Exercise inputs:
──────────

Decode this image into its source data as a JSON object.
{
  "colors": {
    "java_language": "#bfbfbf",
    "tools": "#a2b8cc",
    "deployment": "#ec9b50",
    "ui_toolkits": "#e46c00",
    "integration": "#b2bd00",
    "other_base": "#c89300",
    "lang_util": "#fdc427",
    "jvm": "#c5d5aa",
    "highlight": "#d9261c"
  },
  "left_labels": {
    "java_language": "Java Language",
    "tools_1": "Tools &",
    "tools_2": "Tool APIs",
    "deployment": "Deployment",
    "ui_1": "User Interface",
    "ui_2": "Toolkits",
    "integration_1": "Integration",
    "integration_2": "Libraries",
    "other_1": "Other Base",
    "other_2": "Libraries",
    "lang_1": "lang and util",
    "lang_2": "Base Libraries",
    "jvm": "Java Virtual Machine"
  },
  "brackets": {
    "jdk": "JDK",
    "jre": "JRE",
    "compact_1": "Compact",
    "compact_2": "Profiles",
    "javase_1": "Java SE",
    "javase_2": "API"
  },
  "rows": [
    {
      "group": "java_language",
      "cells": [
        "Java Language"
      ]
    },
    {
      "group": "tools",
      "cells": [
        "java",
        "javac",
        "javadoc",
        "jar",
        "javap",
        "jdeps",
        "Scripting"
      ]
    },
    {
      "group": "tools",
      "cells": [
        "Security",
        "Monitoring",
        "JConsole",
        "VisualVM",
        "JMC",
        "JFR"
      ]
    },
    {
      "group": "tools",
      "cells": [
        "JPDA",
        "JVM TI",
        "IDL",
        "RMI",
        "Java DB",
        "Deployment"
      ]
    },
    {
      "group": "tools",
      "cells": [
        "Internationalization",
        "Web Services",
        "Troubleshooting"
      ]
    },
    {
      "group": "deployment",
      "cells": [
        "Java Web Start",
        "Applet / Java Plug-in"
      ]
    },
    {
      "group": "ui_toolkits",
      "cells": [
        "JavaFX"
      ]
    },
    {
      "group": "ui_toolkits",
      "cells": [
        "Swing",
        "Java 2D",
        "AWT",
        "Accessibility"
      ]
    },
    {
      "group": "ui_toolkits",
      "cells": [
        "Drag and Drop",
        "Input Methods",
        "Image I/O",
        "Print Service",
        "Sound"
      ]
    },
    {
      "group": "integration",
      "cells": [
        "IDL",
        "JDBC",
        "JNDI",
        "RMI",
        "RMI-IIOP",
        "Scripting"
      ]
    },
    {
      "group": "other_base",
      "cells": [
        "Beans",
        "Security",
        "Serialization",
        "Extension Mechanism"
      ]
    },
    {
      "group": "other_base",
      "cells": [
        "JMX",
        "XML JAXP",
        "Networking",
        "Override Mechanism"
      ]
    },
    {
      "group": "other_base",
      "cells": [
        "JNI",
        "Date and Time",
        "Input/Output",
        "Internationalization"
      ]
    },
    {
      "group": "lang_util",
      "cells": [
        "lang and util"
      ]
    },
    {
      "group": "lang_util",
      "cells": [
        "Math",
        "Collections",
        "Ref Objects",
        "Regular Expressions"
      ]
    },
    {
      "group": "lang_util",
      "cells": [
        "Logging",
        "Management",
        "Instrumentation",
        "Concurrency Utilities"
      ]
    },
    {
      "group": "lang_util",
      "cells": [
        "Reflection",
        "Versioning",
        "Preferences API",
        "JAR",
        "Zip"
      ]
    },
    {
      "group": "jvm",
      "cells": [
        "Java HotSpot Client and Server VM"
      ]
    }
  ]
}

──────────

Objective: Repeat each entry word for word.

Expected answer:
Decode this image into its source data as a JSON object.
{
  "colors": {
    "java_language": "#bfbfbf",
    "tools": "#a2b8cc",
    "deployment": "#ec9b50",
    "ui_toolkits": "#e46c00",
    "integration": "#b2bd00",
    "other_base": "#c89300",
    "lang_util": "#fdc427",
    "jvm": "#c5d5aa",
    "highlight": "#d9261c"
  },
  "left_labels": {
    "java_language": "Java Language",
    "tools_1": "Tools &",
    "tools_2": "Tool APIs",
    "deployment": "Deployment",
    "ui_1": "User Interface",
    "ui_2": "Toolkits",
    "integration_1": "Integration",
    "integration_2": "Libraries",
    "other_1": "Other Base",
    "other_2": "Libraries",
    "lang_1": "lang and util",
    "lang_2": "Base Libraries",
    "jvm": "Java Virtual Machine"
  },
  "brackets": {
    "jdk": "JDK",
    "jre": "JRE",
    "compact_1": "Compact",
    "compact_2": "Profiles",
    "javase_1": "Java SE",
    "javase_2": "API"
  },
  "rows": [
    {
      "group": "java_language",
      "cells": [
        "Java Language"
      ]
    },
    {
      "group": "tools",
      "cells": [
        "java",
        "javac",
        "javadoc",
        "jar",
        "javap",
        "jdeps",
        "Scripting"
      ]
    },
    {
      "group": "tools",
      "cells": [
        "Security",
        "Monitoring",
        "JConsole",
        "VisualVM",
        "JMC",
        "JFR"
      ]
    },
    {
      "group": "tools",
      "cells": [
        "JPDA",
        "JVM TI",
        "IDL",
        "RMI",
        "Java DB",
        "Deployment"
      ]
    },
    {
      "group": "tools",
      "cells": [
        "Internationalization",
        "Web Services",
        "Troubleshooting"
      ]
    },
    {
      "group": "deployment",
      "cells": [
        "Java Web Start",
        "Applet / Java Plug-in"
      ]
    },
    {
      "group": "ui_toolkits",
      "cells": [
        "JavaFX"
      ]
    },
    {
      "group": "ui_toolkits",
      "cells": [
        "Swing",
        "Java 2D",
        "AWT",
        "Accessibility"
      ]
    },
    {
      "group": "ui_toolkits",
      "cells": [
        "Drag and Drop",
        "Input Methods",
        "Image I/O",
        "Print Service",
        "Sound"
      ]
    },
    {
      "group": "integration",
      "cells": [
        "IDL",
        "JDBC",
        "JNDI",
        "RMI",
        "RMI-IIOP",
        "Scripting"
      ]
    },
    {
      "group": "other_base",
      "cells": [
        "Beans",
        "Security",
        "Serialization",
        "Extension Mechanism"
      ]
    },
    {
      "group": "other_base",
      "cells": [
        "JMX",
        "XML JAXP",
        "Networking",
        "Override Mechanism"
      ]
    },
    {
      "group": "other_base",
      "cells": [
        "JNI",
        "Date and Time",
        "Input/Output",
        "Internationalization"
      ]
    },
    {
      "group": "lang_util",
      "cells": [
        "lang and util"
      ]
    },
    {
      "group": "lang_util",
      "cells": [
        "Math",
        "Collections",
        "Ref Objects",
        "Regular Expressions"
      ]
    },
    {
      "group": "lang_util",
      "cells": [
        "Logging",
        "Management",
        "Instrumentation",
        "Concurrency Utilities"
      ]
    },
    {
      "group": "lang_util",
      "cells": [
        "Reflection",
        "Versioning",
        "Preferences API",
        "JAR",
        "Zip"
      ]
    },
    {
      "group": "jvm",
      "cells": [
        "Java HotSpot Client and Server VM"
      ]
    }
  ]
}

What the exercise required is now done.